Copy out, without any change, the entries starting at the line that contains "- map-legal-link[interactable]: Legal: [360, 260, 380, 269]" and ending at the line that contains "- document-card[interactable]: Sonstiges: [20, 702, 398, 750]", with both of those lines included.

## Information shown
※ ※ ※

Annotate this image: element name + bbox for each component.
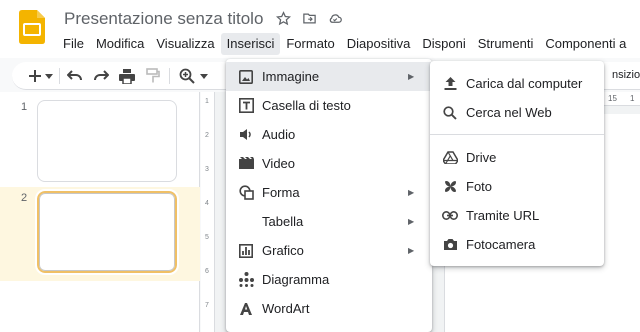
ruler-mark: 1 [205, 98, 209, 105]
chart-icon [237, 242, 255, 260]
search-icon [441, 104, 459, 122]
ruler-mark: 1 [630, 94, 635, 103]
submenu-item-tramite-url[interactable]: Tramite URL [430, 201, 604, 230]
submenu-item-label: Cerca nel Web [466, 105, 552, 120]
menu-item-label: Video [262, 156, 296, 171]
submenu-item-label: Drive [466, 150, 497, 165]
menu-item-grafico[interactable]: Grafico ▶ [226, 236, 432, 265]
upload-icon [441, 75, 459, 93]
ruler-mark: 7 [205, 302, 209, 309]
submenu-item-fotocamera[interactable]: Fotocamera [430, 230, 604, 259]
menu-item-wordart[interactable]: WordArt [226, 294, 432, 323]
new-slide-dropdown-icon[interactable] [44, 67, 54, 85]
submenu-item-label: Tramite URL [466, 208, 540, 223]
submenu-arrow-icon: ▶ [408, 217, 415, 226]
menu-strumenti[interactable]: Strumenti [472, 33, 540, 55]
submenu-item-foto[interactable]: Foto [430, 172, 604, 201]
menu-item-video[interactable]: Video [226, 149, 432, 178]
menu-componenti[interactable]: Componenti a [539, 33, 632, 55]
text-box-icon [237, 97, 255, 115]
zoom-dropdown-icon[interactable] [199, 67, 209, 85]
menu-file[interactable]: File [57, 33, 90, 55]
submenu-arrow-icon: ▶ [408, 188, 415, 197]
audio-icon [237, 126, 255, 144]
menu-item-diagramma[interactable]: Diagramma [226, 265, 432, 294]
redo-icon[interactable] [92, 67, 110, 85]
zoom-icon[interactable] [178, 67, 196, 85]
submenu-arrow-icon: ▶ [408, 72, 415, 81]
submenu-item-label: Fotocamera [466, 237, 536, 252]
insert-menu: Immagine ▶ Casella di testo Audio Video … [226, 59, 432, 332]
slide-number: 2 [21, 192, 28, 204]
slide-thumbnail-2[interactable] [35, 189, 179, 275]
print-icon[interactable] [118, 67, 136, 85]
menu-item-immagine[interactable]: Immagine ▶ [226, 62, 432, 91]
menu-item-label: Immagine [262, 69, 320, 84]
menu-item-audio[interactable]: Audio [226, 120, 432, 149]
menu-visualizza[interactable]: Visualizza [150, 33, 220, 55]
toolbar-divider [169, 68, 170, 84]
new-slide-plus-icon[interactable] [26, 67, 44, 85]
submenu-divider [430, 134, 604, 135]
menu-bar: File Modifica Visualizza Inserisci Forma… [57, 33, 632, 55]
filmstrip: 1 2 [0, 92, 200, 332]
video-icon [237, 155, 255, 173]
slide-thumbnail-1[interactable] [37, 100, 177, 182]
star-icon[interactable] [274, 9, 292, 27]
submenu-item-label: Carica dal computer [466, 76, 583, 91]
drive-icon [441, 149, 459, 167]
menu-item-label: Audio [262, 127, 296, 142]
image-icon [237, 68, 255, 86]
submenu-item-cerca-nel-web[interactable]: Cerca nel Web [430, 98, 604, 127]
ruler-mark: 6 [205, 268, 209, 275]
menu-item-label: WordArt [262, 301, 310, 316]
document-title[interactable]: Presentazione senza titolo [64, 9, 263, 29]
slide-number: 1 [21, 101, 28, 113]
ruler-mark: 3 [205, 166, 209, 173]
transition-button-clipped[interactable]: nsizione [612, 69, 640, 81]
submenu-arrow-icon: ▶ [408, 246, 415, 255]
menu-item-label: Casella di testo [262, 98, 351, 113]
menu-item-tabella[interactable]: Tabella ▶ [226, 207, 432, 236]
menu-item-label: Tabella [262, 214, 304, 229]
menu-modifica[interactable]: Modifica [90, 33, 150, 55]
menu-item-casella-di-testo[interactable]: Casella di testo [226, 91, 432, 120]
camera-icon [441, 236, 459, 254]
slides-logo-icon[interactable] [19, 10, 45, 44]
submenu-item-label: Foto [466, 179, 493, 194]
menu-inserisci[interactable]: Inserisci [220, 33, 281, 55]
submenu-item-drive[interactable]: Drive [430, 143, 604, 172]
submenu-item-carica-dal-computer[interactable]: Carica dal computer [430, 69, 604, 98]
menu-item-label: Diagramma [262, 272, 330, 287]
vertical-ruler: 1 2 3 4 5 6 7 [201, 92, 215, 332]
menu-item-label: Grafico [262, 243, 304, 258]
ruler-mark: 5 [205, 234, 209, 241]
menu-item-forma[interactable]: Forma ▶ [226, 178, 432, 207]
move-folder-icon[interactable] [300, 9, 318, 27]
menu-diapositiva[interactable]: Diapositiva [341, 33, 417, 55]
photos-icon [441, 178, 459, 196]
ruler-mark: 4 [205, 200, 209, 207]
link-icon [441, 207, 459, 225]
image-submenu: Carica dal computer Cerca nel Web Drive … [430, 61, 604, 266]
menu-item-label: Forma [262, 185, 300, 200]
toolbar-divider [59, 68, 60, 84]
shape-icon [237, 184, 255, 202]
ruler-mark: 2 [205, 132, 209, 139]
menu-disponi[interactable]: Disponi [416, 33, 471, 55]
wordart-icon [237, 300, 255, 318]
paint-format-icon[interactable] [144, 67, 162, 85]
cloud-status-icon[interactable] [326, 9, 344, 27]
title-icons [274, 9, 344, 27]
diagram-icon [237, 271, 255, 289]
menu-formato[interactable]: Formato [280, 33, 340, 55]
ruler-mark: 15 [608, 94, 617, 103]
header: Presentazione senza titolo File Modifica… [0, 0, 640, 58]
undo-icon[interactable] [66, 67, 84, 85]
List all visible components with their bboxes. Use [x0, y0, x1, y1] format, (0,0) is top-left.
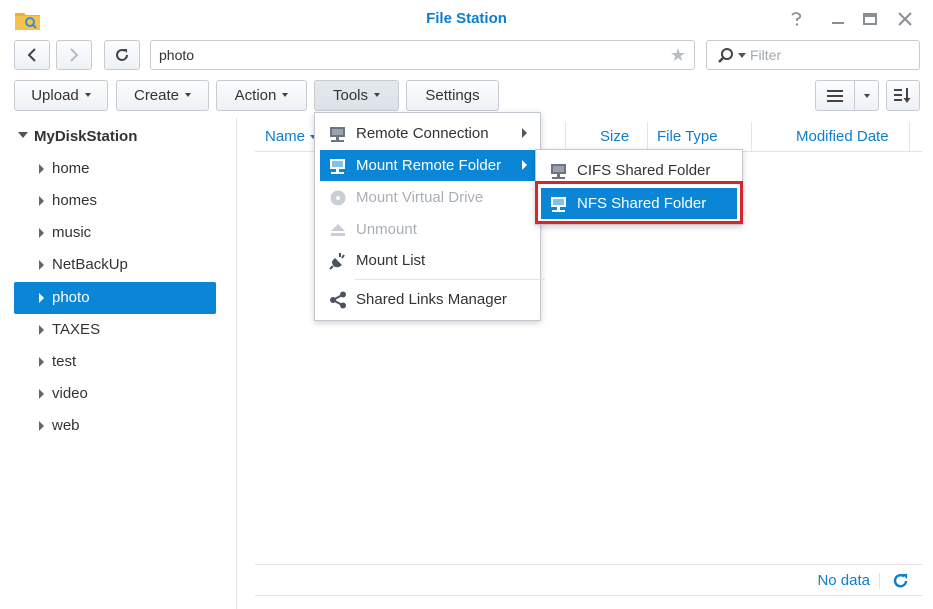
maximize-icon[interactable] [861, 10, 879, 28]
filter-input[interactable] [750, 45, 910, 65]
tree-item-video[interactable]: video [14, 378, 216, 410]
network-folder-icon [330, 127, 345, 142]
menu-item-remote-connection[interactable]: Remote Connection [320, 118, 535, 149]
tree-root-mydiskstation[interactable]: MyDiskStation [18, 128, 137, 145]
chevron-down-icon [84, 93, 91, 98]
chevron-down-icon [863, 93, 870, 98]
tree-item-taxes[interactable]: TAXES [14, 314, 216, 346]
column-modified-date[interactable]: Modified Date [796, 122, 889, 151]
list-view-button[interactable] [815, 80, 855, 111]
tree-item-homes[interactable]: homes [14, 185, 216, 217]
annotation-highlight-box [535, 181, 743, 224]
refresh-icon [116, 49, 128, 61]
network-folder-icon [551, 164, 566, 179]
search-icon[interactable] [717, 47, 735, 65]
tree-item-netbackup[interactable]: NetBackUp [14, 249, 216, 281]
collapsed-arrow-icon[interactable] [39, 228, 44, 238]
collapsed-arrow-icon[interactable] [39, 260, 44, 270]
menu-item-shared-links-manager[interactable]: Shared Links Manager [320, 284, 535, 315]
collapsed-arrow-icon[interactable] [39, 325, 44, 335]
create-button[interactable]: Create [116, 80, 209, 111]
column-file-type[interactable]: File Type [657, 122, 718, 151]
plug-icon [329, 253, 345, 270]
sidebar-divider [236, 118, 237, 609]
help-icon[interactable] [787, 10, 805, 28]
sidebar-tree: MyDiskStation home homes music NetBackUp… [0, 118, 236, 609]
grid-footer: No data [255, 564, 922, 596]
submenu-arrow-icon [522, 160, 527, 170]
menu-separator [355, 279, 545, 280]
path-field[interactable]: photo ★ [150, 40, 695, 70]
chevron-down-icon [185, 93, 192, 98]
column-separator [909, 122, 910, 151]
sort-button[interactable] [886, 80, 920, 111]
collapsed-arrow-icon[interactable] [39, 196, 44, 206]
collapsed-arrow-icon[interactable] [39, 357, 44, 367]
chevron-down-icon [374, 93, 381, 98]
chevron-down-icon [282, 93, 289, 98]
share-icon [330, 291, 346, 309]
menu-item-unmount[interactable]: Unmount [320, 214, 535, 245]
tools-button[interactable]: Tools [314, 80, 399, 111]
tools-menu: Remote Connection Mount Remote Folder Mo… [314, 112, 545, 321]
menu-item-mount-virtual-drive[interactable]: Mount Virtual Drive [320, 182, 535, 213]
column-size[interactable]: Size [600, 122, 629, 151]
column-separator [751, 122, 752, 151]
column-separator [565, 122, 566, 151]
tree-item-web[interactable]: web [14, 410, 216, 442]
refresh-icon[interactable] [892, 572, 910, 590]
mount-folder-icon [330, 159, 345, 174]
close-icon[interactable] [896, 10, 914, 28]
menu-item-mount-remote-folder[interactable]: Mount Remote Folder [320, 150, 535, 181]
minimize-icon[interactable] [829, 10, 847, 28]
star-icon[interactable]: ★ [670, 41, 686, 69]
settings-button[interactable]: Settings [406, 80, 499, 111]
refresh-button[interactable] [104, 40, 140, 70]
filter-field[interactable] [706, 40, 920, 70]
forward-button[interactable] [56, 40, 92, 70]
tree-item-test[interactable]: test [14, 346, 216, 378]
chevron-right-icon [70, 48, 79, 62]
sort-icon [894, 87, 911, 103]
column-name[interactable]: Name [265, 122, 317, 151]
title-bar: File Station [0, 0, 933, 38]
eject-icon [331, 224, 345, 236]
list-view-icon [827, 89, 843, 102]
filter-dropdown-icon[interactable] [738, 53, 746, 58]
action-button[interactable]: Action [216, 80, 307, 111]
upload-button[interactable]: Upload [14, 80, 108, 111]
toolbar: Upload Create Action Tools Settings [0, 80, 933, 112]
footer-separator [879, 573, 880, 589]
chevron-left-icon [27, 48, 36, 62]
tree-item-photo[interactable]: photo [14, 282, 216, 314]
menu-item-mount-list[interactable]: Mount List [320, 245, 535, 276]
empty-status: No data [817, 572, 870, 589]
path-text: photo [159, 47, 195, 63]
back-button[interactable] [14, 40, 50, 70]
collapsed-arrow-icon[interactable] [39, 421, 44, 431]
collapsed-arrow-icon[interactable] [39, 293, 44, 303]
collapsed-arrow-icon[interactable] [39, 389, 44, 399]
collapsed-arrow-icon[interactable] [39, 164, 44, 174]
view-options-button[interactable] [854, 80, 879, 111]
submenu-arrow-icon [522, 128, 527, 138]
tree-item-home[interactable]: home [14, 153, 216, 185]
navigation-bar: photo ★ [0, 38, 933, 74]
column-separator [647, 122, 648, 151]
tree-item-music[interactable]: music [14, 217, 216, 249]
expand-icon[interactable] [18, 132, 28, 139]
disc-icon [330, 190, 346, 206]
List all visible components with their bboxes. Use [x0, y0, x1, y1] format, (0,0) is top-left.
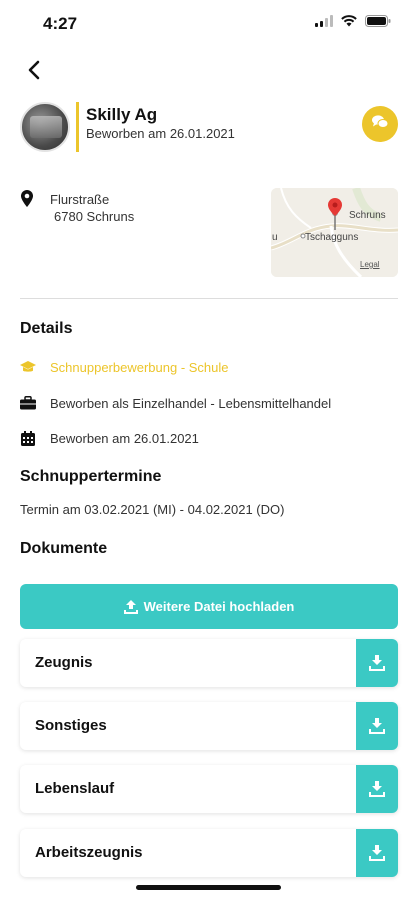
- map-legal-link[interactable]: Legal: [360, 260, 380, 269]
- download-button[interactable]: [356, 765, 398, 813]
- map-label-schruns: Schruns: [349, 210, 386, 221]
- upload-button-label: Weitere Datei hochladen: [143, 599, 295, 614]
- detail-applied-as: Beworben als Einzelhandel - Lebensmittel…: [20, 393, 331, 413]
- briefcase-icon: [20, 395, 36, 411]
- detail-text: Schnupperbewerbung - Schule: [50, 359, 229, 375]
- document-card[interactable]: Arbeitszeugnis: [20, 829, 398, 877]
- map-label-partial: u: [272, 232, 278, 243]
- map-label-tschagguns: Tschagguns: [305, 232, 359, 243]
- dokumente-title: Dokumente: [20, 540, 108, 557]
- detail-text: Beworben am 26.01.2021: [50, 430, 199, 446]
- download-button[interactable]: [356, 639, 398, 687]
- document-name: Sonstiges: [35, 717, 107, 734]
- back-button[interactable]: [20, 58, 48, 86]
- graduation-cap-icon: [20, 359, 36, 375]
- chevron-left-icon: [27, 60, 41, 85]
- battery-icon: [365, 14, 391, 32]
- signal-icon: [315, 14, 333, 32]
- status-icons: [315, 14, 391, 32]
- address-city: 6780 Schruns: [54, 209, 135, 224]
- applied-date: Beworben am 26.01.2021: [86, 126, 235, 141]
- wifi-icon: [341, 14, 357, 32]
- document-card[interactable]: Sonstiges: [20, 702, 398, 750]
- document-card[interactable]: Zeugnis: [20, 639, 398, 687]
- download-button[interactable]: [356, 829, 398, 877]
- detail-applied-date: Beworben am 26.01.2021: [20, 428, 199, 448]
- section-divider: [20, 298, 398, 299]
- home-indicator: [136, 885, 281, 890]
- location-pin-icon: [20, 190, 34, 213]
- map-thumbnail[interactable]: Schruns Tschagguns u Legal: [271, 188, 398, 277]
- chat-button[interactable]: [362, 106, 398, 142]
- status-time: 4:27: [43, 14, 78, 33]
- document-name: Zeugnis: [35, 654, 93, 671]
- upload-file-button[interactable]: Weitere Datei hochladen: [20, 584, 398, 629]
- details-title: Details: [20, 320, 73, 337]
- calendar-icon: [20, 430, 36, 446]
- status-bar: 4:27: [0, 0, 417, 44]
- download-icon: [369, 655, 385, 671]
- schnuppertermine-title: Schnuppertermine: [20, 468, 162, 485]
- download-icon: [369, 781, 385, 797]
- company-name: Skilly Ag: [86, 105, 158, 124]
- address-street: Flurstraße: [50, 192, 110, 207]
- document-name: Arbeitszeugnis: [35, 844, 143, 861]
- termin-text: Termin am 03.02.2021 (MI) - 04.02.2021 (…: [20, 502, 285, 517]
- document-name: Lebenslauf: [35, 780, 115, 797]
- company-header: Skilly Ag Beworben am 26.01.2021: [20, 102, 398, 152]
- document-card[interactable]: Lebenslauf: [20, 765, 398, 813]
- company-avatar: [20, 102, 70, 152]
- download-icon: [369, 845, 385, 861]
- header-divider: [76, 102, 79, 152]
- download-icon: [369, 718, 385, 734]
- detail-text: Beworben als Einzelhandel - Lebensmittel…: [50, 395, 332, 411]
- upload-icon: [123, 599, 138, 614]
- detail-application-type: Schnupperbewerbung - Schule: [20, 357, 229, 377]
- download-button[interactable]: [356, 702, 398, 750]
- chat-bubble-icon: [371, 114, 389, 135]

※ ※ ※

## Problem solution
- map-legal-link[interactable]: Legal: [360, 260, 380, 269]
- download-button[interactable]: [356, 765, 398, 813]
- map-label-schruns: Schruns: [349, 210, 386, 221]
- upload-button-label: Weitere Datei hochladen: [143, 599, 295, 614]
- detail-applied-as: Beworben als Einzelhandel - Lebensmittel…: [20, 393, 331, 413]
- briefcase-icon: [20, 395, 36, 411]
- detail-text: Schnupperbewerbung - Schule: [50, 359, 229, 375]
- document-card[interactable]: Arbeitszeugnis: [20, 829, 398, 877]
- map-label-partial: u: [272, 232, 278, 243]
- map-label-tschagguns: Tschagguns: [305, 232, 359, 243]
- dokumente-title: Dokumente: [20, 540, 108, 557]
- detail-text: Beworben am 26.01.2021: [50, 430, 199, 446]
- download-button[interactable]: [356, 639, 398, 687]
- document-name: Sonstiges: [35, 717, 107, 734]
- back-button[interactable]: [20, 58, 48, 86]
- graduation-cap-icon: [20, 359, 36, 375]
- chevron-left-icon: [27, 60, 41, 85]
- battery-icon: [365, 14, 391, 32]
- signal-icon: [315, 14, 333, 32]
- status-icons: [315, 14, 391, 32]
- address-city: 6780 Schruns: [54, 209, 135, 224]
- applied-date: Beworben am 26.01.2021: [86, 126, 235, 141]
- wifi-icon: [341, 14, 357, 32]
- document-card[interactable]: Sonstiges: [20, 702, 398, 750]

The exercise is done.